* [Material for the task]:

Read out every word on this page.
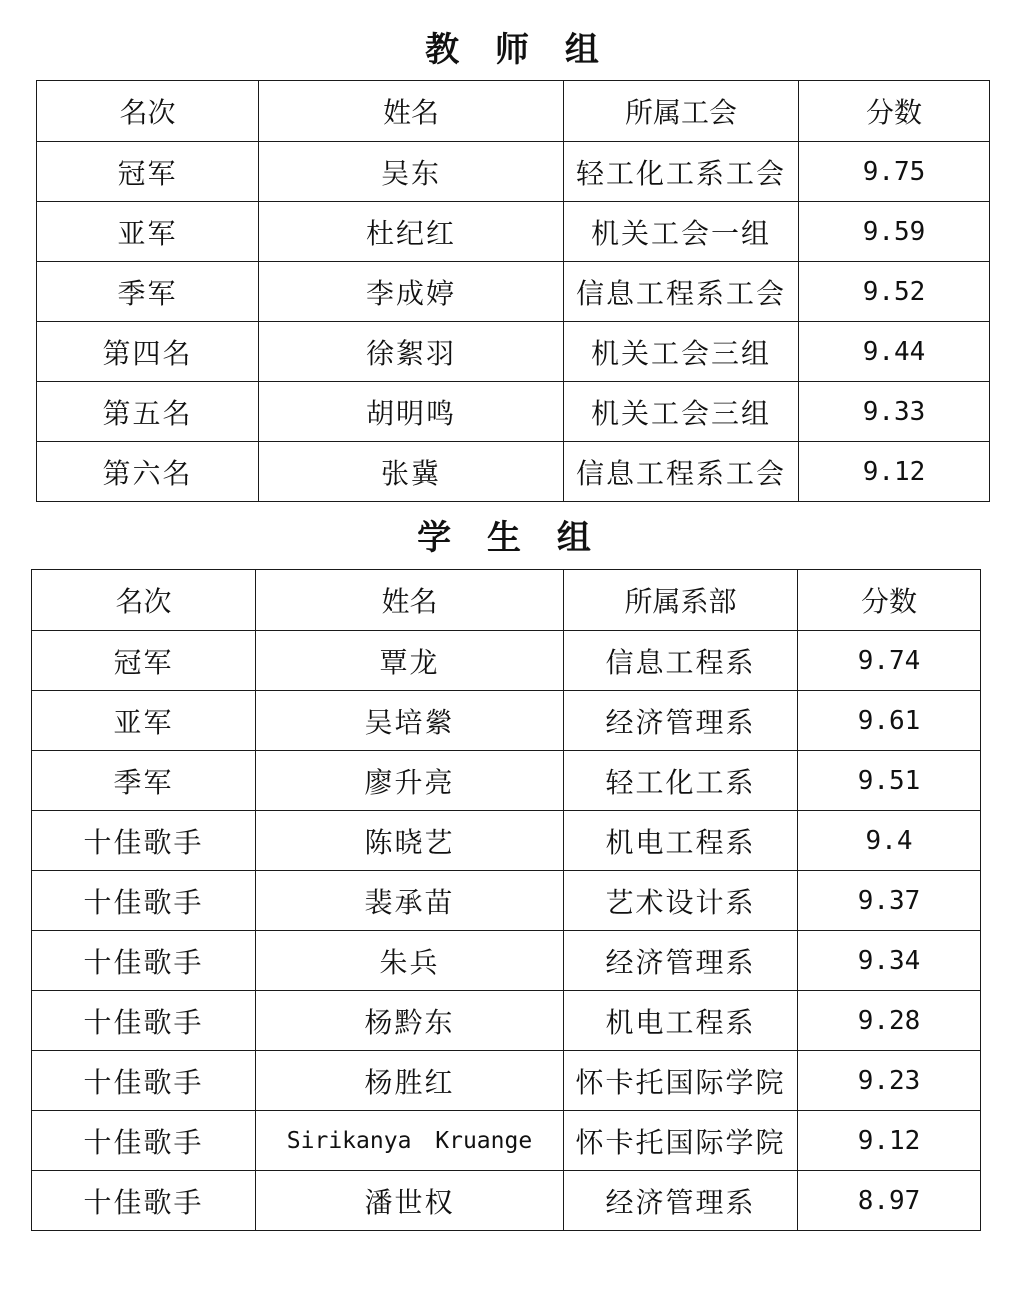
教 师 组
名次	姓名	所属工会	分数
冠军	吴东	轻工化工系工会	9.75
亚军	杜纪红	机关工会一组	9.59
季军	李成婷	信息工程系工会	9.52
第四名	徐絮羽	机关工会三组	9.44
第五名	胡明鸣	机关工会三组	9.33
第六名	张冀	信息工程系工会	9.12
学 生 组
名次	姓名	所属系部	分数
冠军	覃龙	信息工程系	9.74
亚军	吴培縈	经济管理系	9.61
季军	廖升亮	轻工化工系	9.51
十佳歌手	陈晓艺	机电工程系	9.4
十佳歌手	裴承苗	艺术设计系	9.37
十佳歌手	朱兵	经济管理系	9.34
十佳歌手	杨黔东	机电工程系	9.28
十佳歌手	杨胜红	怀卡托国际学院	9.23
十佳歌手	Sirikanya Kruange	怀卡托国际学院	9.12
十佳歌手	潘世权	经济管理系	8.97
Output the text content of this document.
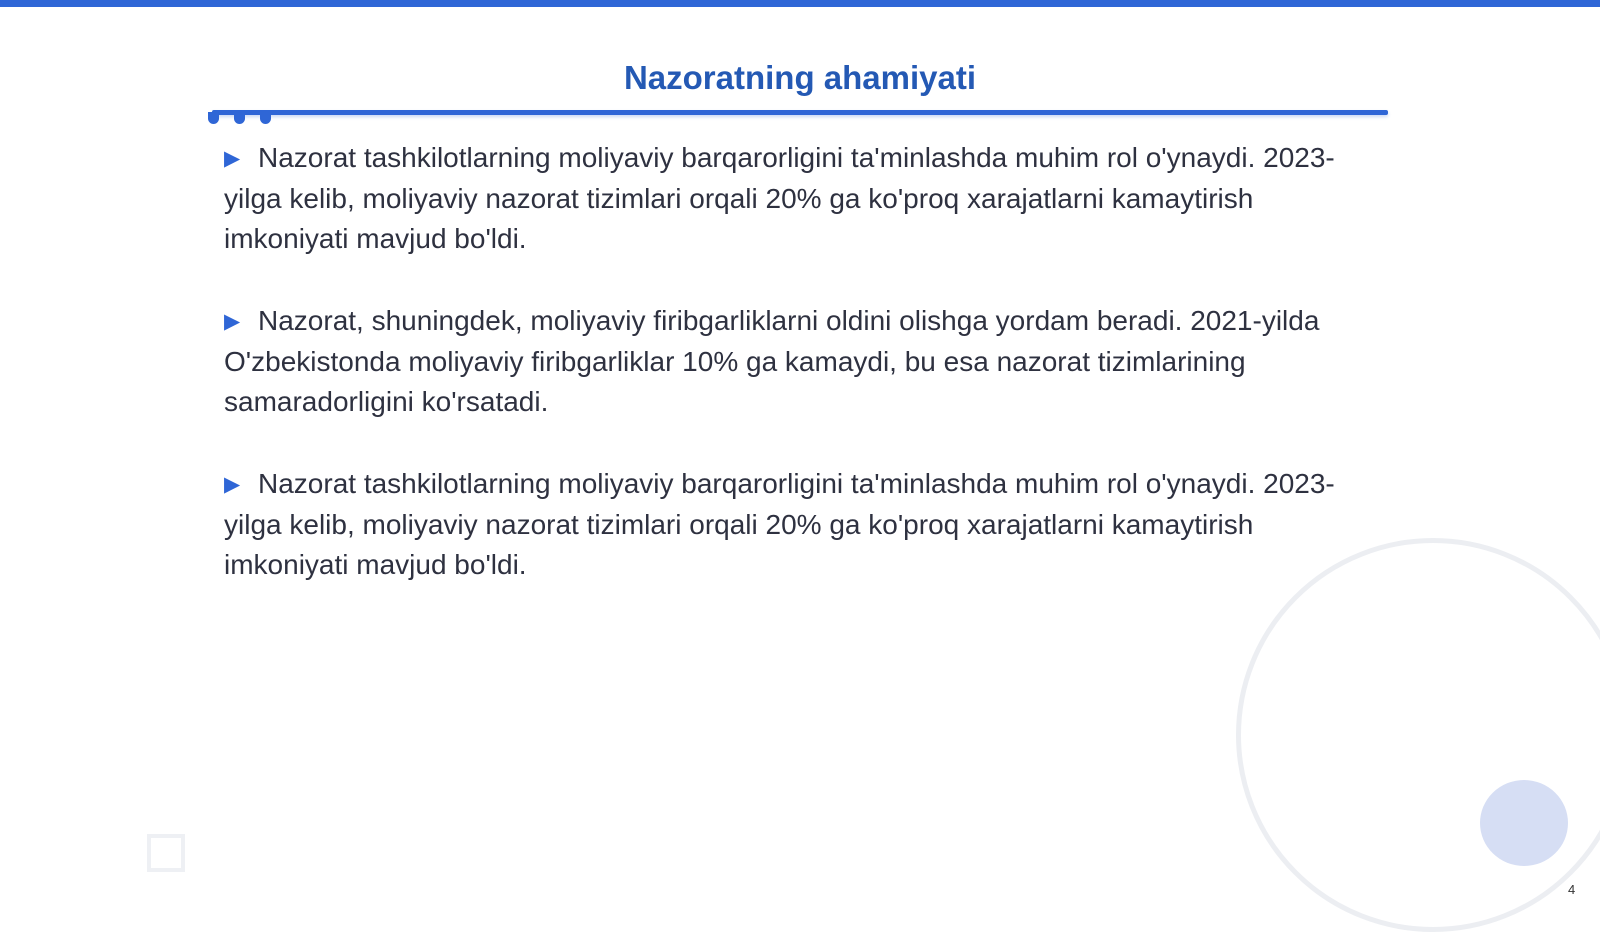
Nazoratning ahamiyati

▶ Nazorat tashkilotlarning moliyaviy barqarorligini ta'minlashda muhim rol o'ynaydi. 2023-yilga kelib, moliyaviy nazorat tizimlari orqali 20% ga ko'proq xarajatlarni kamaytirish imkoniyati mavjud bo'ldi.

▶ Nazorat, shuningdek, moliyaviy firibgarliklarni oldini olishga yordam beradi. 2021-yilda O'zbekistonda moliyaviy firibgarliklar 10% ga kamaydi, bu esa nazorat tizimlarining samaradorligini ko'rsatadi.

▶ Nazorat tashkilotlarning moliyaviy barqarorligini ta'minlashda muhim rol o'ynaydi. 2023-yilga kelib, moliyaviy nazorat tizimlari orqali 20% ga ko'proq xarajatlarni kamaytirish imkoniyati mavjud bo'ldi.

4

* [Written exercise]:
Which lines hold the string "机关工会三组"? List them all.

* [Exercise result]:
第四名	徐絮羽	机关工会三组	9.44
第五名	胡明鸣	机关工会三组	9.33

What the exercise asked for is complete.